**Study material**:
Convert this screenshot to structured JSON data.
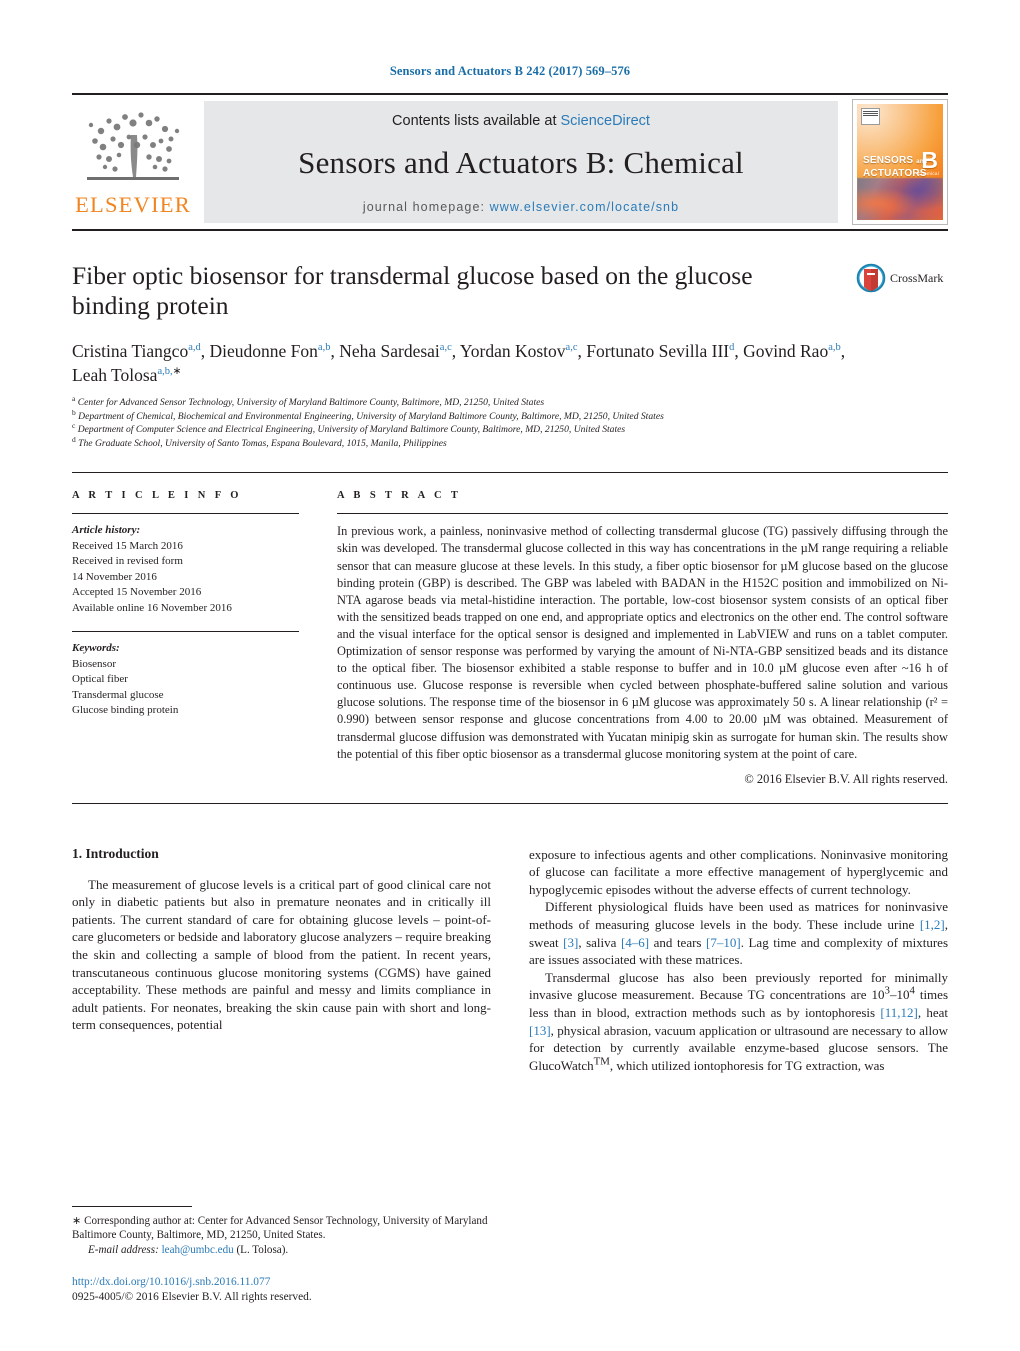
{
  "running_head": "Sensors and Actuators B 242 (2017) 569–576",
  "masthead": {
    "publisher_logo_text": "ELSEVIER",
    "contents_prefix": "Contents lists available at ",
    "contents_link": "ScienceDirect",
    "journal_title": "Sensors and Actuators B: Chemical",
    "homepage_prefix": "journal homepage: ",
    "homepage_url": "www.elsevier.com/locate/snb",
    "cover": {
      "line1": "SENSORS",
      "line1_suffix": "and",
      "line2": "ACTUATORS",
      "volume_letter": "B",
      "volume_sub": "Chemical"
    }
  },
  "article": {
    "title": "Fiber optic biosensor for transdermal glucose based on the glucose binding protein",
    "crossmark_label": "CrossMark",
    "authors": [
      {
        "name": "Cristina Tiangco",
        "marks": "a,d",
        "sep": ", "
      },
      {
        "name": "Dieudonne Fon",
        "marks": "a,b",
        "sep": ", "
      },
      {
        "name": "Neha Sardesai",
        "marks": "a,c",
        "sep": ", "
      },
      {
        "name": "Yordan Kostov",
        "marks": "a,c",
        "sep": ", "
      },
      {
        "name": "Fortunato Sevilla III",
        "marks": "d",
        "sep": ", "
      },
      {
        "name": "Govind Rao",
        "marks": "a,b",
        "sep": ", "
      },
      {
        "name": "Leah Tolosa",
        "marks": "a,b,",
        "star": "∗",
        "sep": ""
      }
    ],
    "affiliations": [
      {
        "mark": "a",
        "text": "Center for Advanced Sensor Technology, University of Maryland Baltimore County, Baltimore, MD, 21250, United States"
      },
      {
        "mark": "b",
        "text": "Department of Chemical, Biochemical and Environmental Engineering, University of Maryland Baltimore County, Baltimore, MD, 21250, United States"
      },
      {
        "mark": "c",
        "text": "Department of Computer Science and Electrical Engineering, University of Maryland Baltimore County, Baltimore, MD, 21250, United States"
      },
      {
        "mark": "d",
        "text": "The Graduate School, University of Santo Tomas, Espana Boulevard, 1015, Manila, Philippines"
      }
    ]
  },
  "article_info": {
    "kicker": "A R T I C L E   I N F O",
    "history_label": "Article history:",
    "history": [
      "Received 15 March 2016",
      "Received in revised form",
      "14 November 2016",
      "Accepted 15 November 2016",
      "Available online 16 November 2016"
    ],
    "keywords_label": "Keywords:",
    "keywords": [
      "Biosensor",
      "Optical fiber",
      "Transdermal glucose",
      "Glucose binding protein"
    ]
  },
  "abstract": {
    "kicker": "A B S T R A C T",
    "text": "In previous work, a painless, noninvasive method of collecting transdermal glucose (TG) passively diffusing through the skin was developed. The transdermal glucose collected in this way has concentrations in the µM range requiring a reliable sensor that can measure glucose at these levels. In this study, a fiber optic biosensor for µM glucose based on the glucose binding protein (GBP) is described. The GBP was labeled with BADAN in the H152C position and immobilized on Ni-NTA agarose beads via metal-histidine interaction. The portable, low-cost biosensor system consists of an optical fiber with the sensitized beads trapped on one end, and appropriate optics and electronics on the other end. The control software and the visual interface for the optical sensor is designed and implemented in LabVIEW and runs on a tablet computer. Optimization of sensor response was performed by varying the amount of Ni-NTA-GBP sensitized beads and its distance to the optical fiber. The biosensor exhibited a stable response to buffer and in 10.0 µM glucose even after ~16 h of continuous use. Glucose response is reversible when cycled between phosphate-buffered saline solution and various glucose solutions. The response time of the biosensor in 6 µM glucose was approximately 50 s. A linear relationship (r² = 0.990) between sensor response and glucose concentrations from 4.00 to 20.00 µM was obtained. Measurement of transdermal glucose diffusion was demonstrated with Yucatan minipig skin as surrogate for human skin. The results show the potential of this fiber optic biosensor as a transdermal glucose monitoring system at the point of care.",
    "copyright": "© 2016 Elsevier B.V. All rights reserved."
  },
  "body": {
    "section_number_title": "1.  Introduction",
    "left_paragraphs": [
      "The measurement of glucose levels is a critical part of good clinical care not only in diabetic patients but also in premature neonates and in critically ill patients. The current standard of care for obtaining glucose levels – point-of-care glucometers or bedside and laboratory glucose analyzers – require breaking the skin and collecting a sample of blood from the patient. In recent years, transcutaneous continuous glucose monitoring systems (CGMS) have gained acceptability. These methods are painful and messy and limits compliance in adult patients. For neonates, breaking the skin cause pain with short and long-term consequences, potential"
    ],
    "right_paragraphs": [
      {
        "segments": [
          {
            "t": "exposure to infectious agents and other complications. Noninvasive monitoring of glucose can facilitate a more effective management of hyperglycemic and hypoglycemic episodes without the adverse effects of current technology."
          }
        ],
        "indent": false
      },
      {
        "segments": [
          {
            "t": "Different physiological fluids have been used as matrices for noninvasive methods of measuring glucose levels in the body. These include urine "
          },
          {
            "t": "[1,2]",
            "link": true
          },
          {
            "t": ", sweat "
          },
          {
            "t": "[3]",
            "link": true
          },
          {
            "t": ", saliva "
          },
          {
            "t": "[4–6]",
            "link": true
          },
          {
            "t": " and tears "
          },
          {
            "t": "[7–10]",
            "link": true
          },
          {
            "t": ". Lag time and complexity of mixtures are issues associated with these matrices."
          }
        ],
        "indent": true
      },
      {
        "segments": [
          {
            "t": "Transdermal glucose has also been previously reported for minimally invasive glucose measurement. Because TG concentrations are 10"
          },
          {
            "t": "3",
            "sup": true
          },
          {
            "t": "–10"
          },
          {
            "t": "4",
            "sup": true
          },
          {
            "t": " times less than in blood, extraction methods such as by iontophoresis "
          },
          {
            "t": "[11,12]",
            "link": true
          },
          {
            "t": ", heat "
          },
          {
            "t": "[13]",
            "link": true
          },
          {
            "t": ", physical abrasion, vacuum application or ultrasound are necessary to allow for detection by currently available enzyme-based glucose sensors. The GlucoWatch"
          },
          {
            "t": "TM",
            "sup": true
          },
          {
            "t": ", which utilized iontophoresis for TG extraction, was"
          }
        ],
        "indent": true
      }
    ]
  },
  "footnote": {
    "corresponding_star": "∗",
    "corresponding_text": " Corresponding author at: Center for Advanced Sensor Technology, University of Maryland Baltimore County, Baltimore, MD, 21250, United States.",
    "email_label": "E-mail address:",
    "email": "leah@umbc.edu",
    "email_owner": "(L. Tolosa).",
    "doi": "http://dx.doi.org/10.1016/j.snb.2016.11.077",
    "issn_copyright": "0925-4005/© 2016 Elsevier B.V. All rights reserved."
  },
  "colors": {
    "link": "#2b7bb9",
    "elsevier_orange": "#f08522",
    "band_gray": "#e6e7e8"
  }
}
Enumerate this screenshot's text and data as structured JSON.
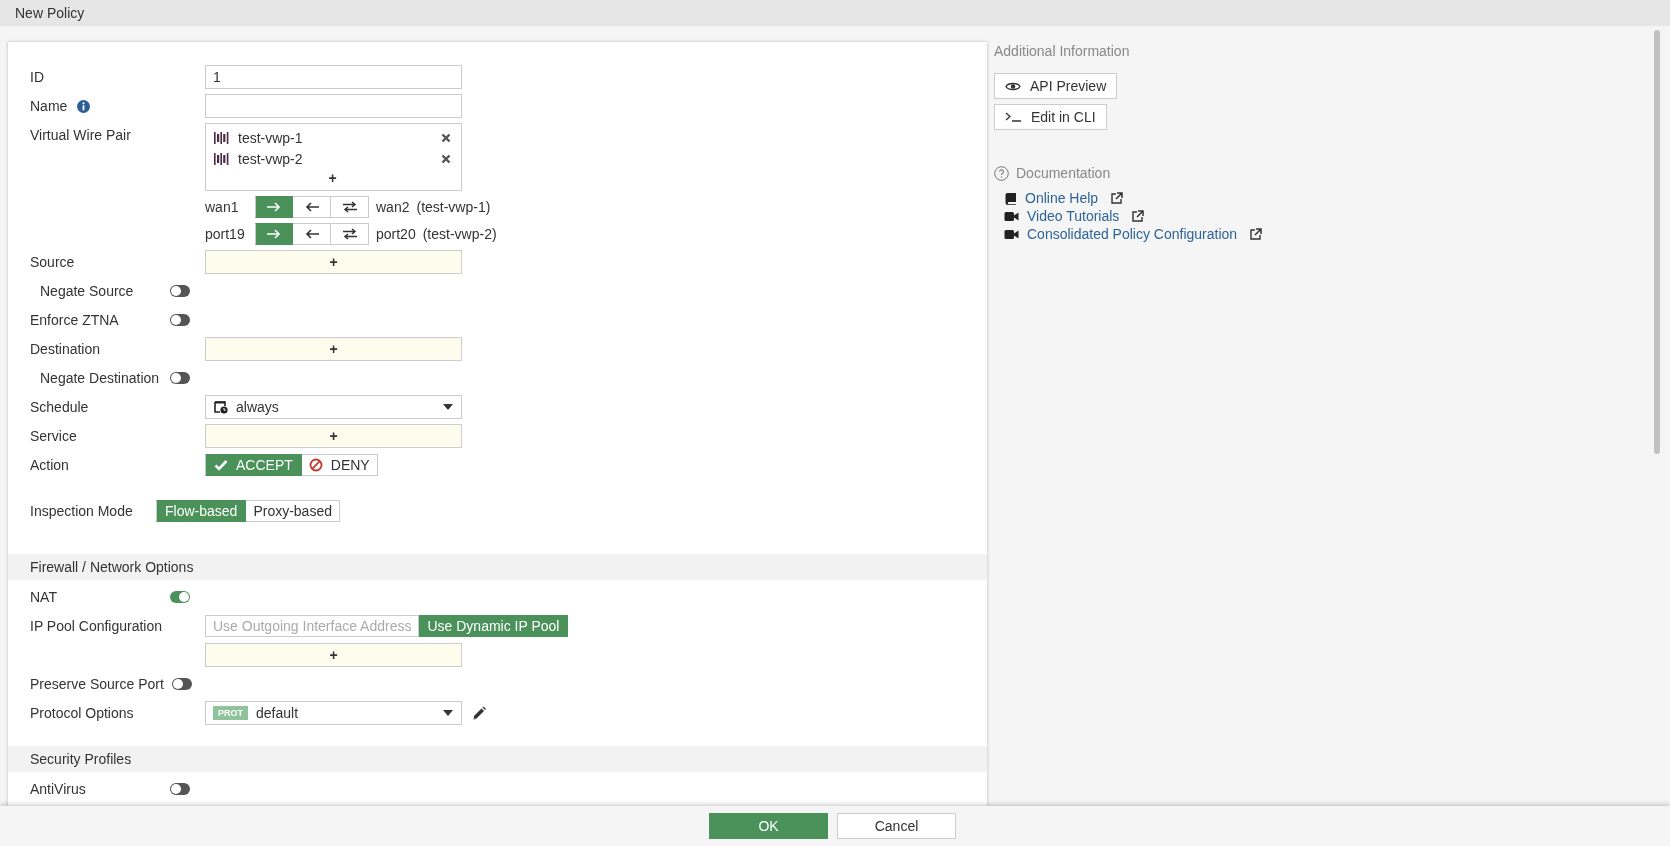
{
  "window": {
    "title": "New Policy"
  },
  "form": {
    "sections": [
      {
        "rows": [
          {
            "kind": "input",
            "label": "ID",
            "value": "1"
          },
          {
            "kind": "input",
            "label": "Name",
            "info": true
          },
          {
            "kind": "list",
            "label": "Virtual Wire Pair",
            "items": [
              "test-vwp-1",
              "test-vwp-2"
            ],
            "add": "+"
          },
          {
            "kind": "direction",
            "from": "wan1",
            "to": "wan2",
            "pair": "(test-vwp-1)",
            "directions": [
              {
                "kind": "forward",
                "selected": true
              },
              {
                "kind": "backward",
                "selected": false
              },
              {
                "kind": "both",
                "selected": false
              }
            ]
          },
          {
            "kind": "direction",
            "from": "port19",
            "to": "port20",
            "pair": "(test-vwp-2)",
            "directions": [
              {
                "kind": "forward",
                "selected": true
              },
              {
                "kind": "backward",
                "selected": false
              },
              {
                "kind": "both",
                "selected": false
              }
            ]
          },
          {
            "kind": "add",
            "label": "Source",
            "add": "+",
            "children": [
              {
                "kind": "toggle",
                "label": "Negate Source",
                "on": false
              }
            ]
          },
          {
            "kind": "toggle",
            "label": "Enforce ZTNA",
            "on": false
          },
          {
            "kind": "add",
            "label": "Destination",
            "add": "+",
            "children": [
              {
                "kind": "toggle",
                "label": "Negate Destination",
                "on": false
              }
            ]
          },
          {
            "kind": "select",
            "label": "Schedule",
            "value": "always"
          },
          {
            "kind": "add",
            "label": "Service",
            "add": "+"
          },
          {
            "kind": "segmented",
            "label": "Action",
            "options": [
              {
                "kind": "accept",
                "label": "ACCEPT",
                "selected": true
              },
              {
                "kind": "deny",
                "label": "DENY",
                "selected": false
              }
            ]
          },
          {
            "kind": "mode",
            "label": "Inspection Mode",
            "options": [
              {
                "label": "Flow-based",
                "selected": true
              },
              {
                "label": "Proxy-based",
                "selected": false
              }
            ]
          }
        ]
      },
      {
        "title": "Firewall / Network Options",
        "rows": [
          {
            "kind": "toggle",
            "label": "NAT",
            "on": true
          },
          {
            "kind": "segmented",
            "label": "IP Pool Configuration",
            "options": [
              {
                "label": "Use Outgoing Interface Address",
                "selected": false,
                "disabled": true
              },
              {
                "label": "Use Dynamic IP Pool",
                "selected": true,
                "disabled": false
              }
            ]
          },
          {
            "kind": "add",
            "add": "+"
          },
          {
            "kind": "toggle",
            "label": "Preserve Source Port",
            "on": false
          },
          {
            "kind": "select",
            "label": "Protocol Options",
            "badge": "PROT",
            "value": "default"
          }
        ]
      },
      {
        "title": "Security Profiles",
        "rows": [
          {
            "kind": "toggle",
            "label": "AntiVirus",
            "on": false
          }
        ]
      }
    ]
  },
  "side_panel": {
    "heading": "Additional Information",
    "buttons": [
      {
        "kind": "preview",
        "label": "API Preview"
      },
      {
        "kind": "cli",
        "label": "Edit in CLI"
      }
    ],
    "documentation": {
      "title": "Documentation",
      "links": [
        {
          "kind": "book",
          "label": "Online Help"
        },
        {
          "kind": "video",
          "label": "Video Tutorials"
        },
        {
          "kind": "video",
          "label": "Consolidated Policy Configuration"
        }
      ]
    }
  },
  "footer": {
    "buttons": [
      {
        "kind": "primary",
        "label": "OK"
      },
      {
        "kind": "secondary",
        "label": "Cancel"
      }
    ]
  }
}
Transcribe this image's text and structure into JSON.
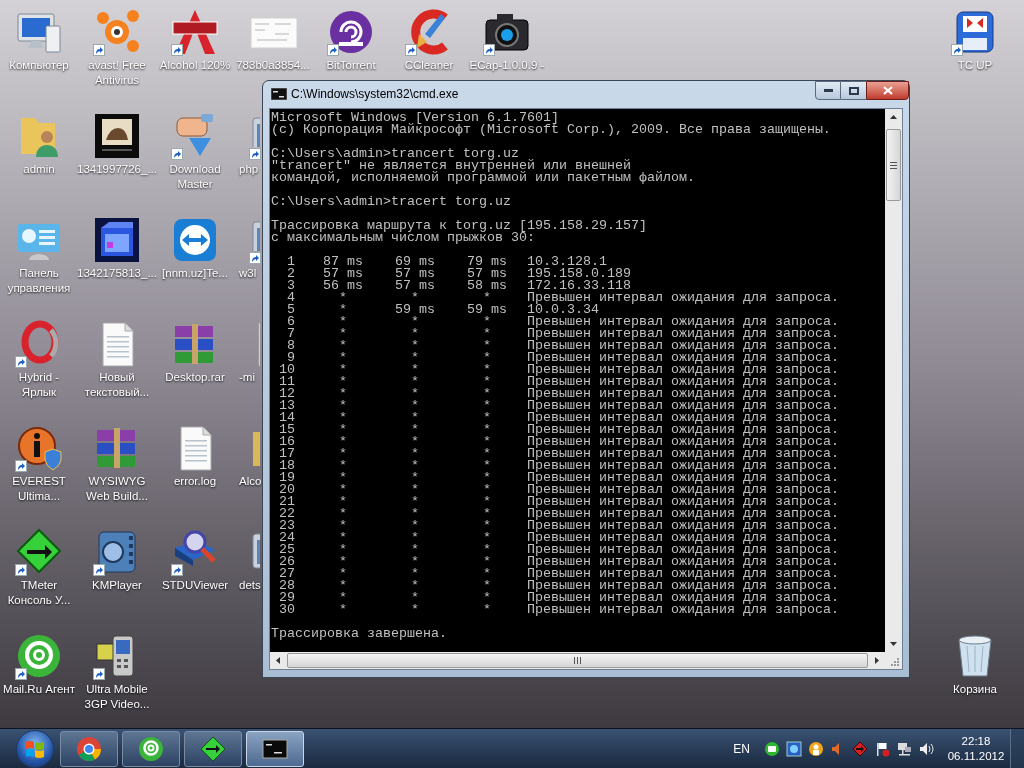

**Task objective**: Go through the records line by line and give the number of lines with the string "rights" in them, stating nothing else.

**Reply**: 2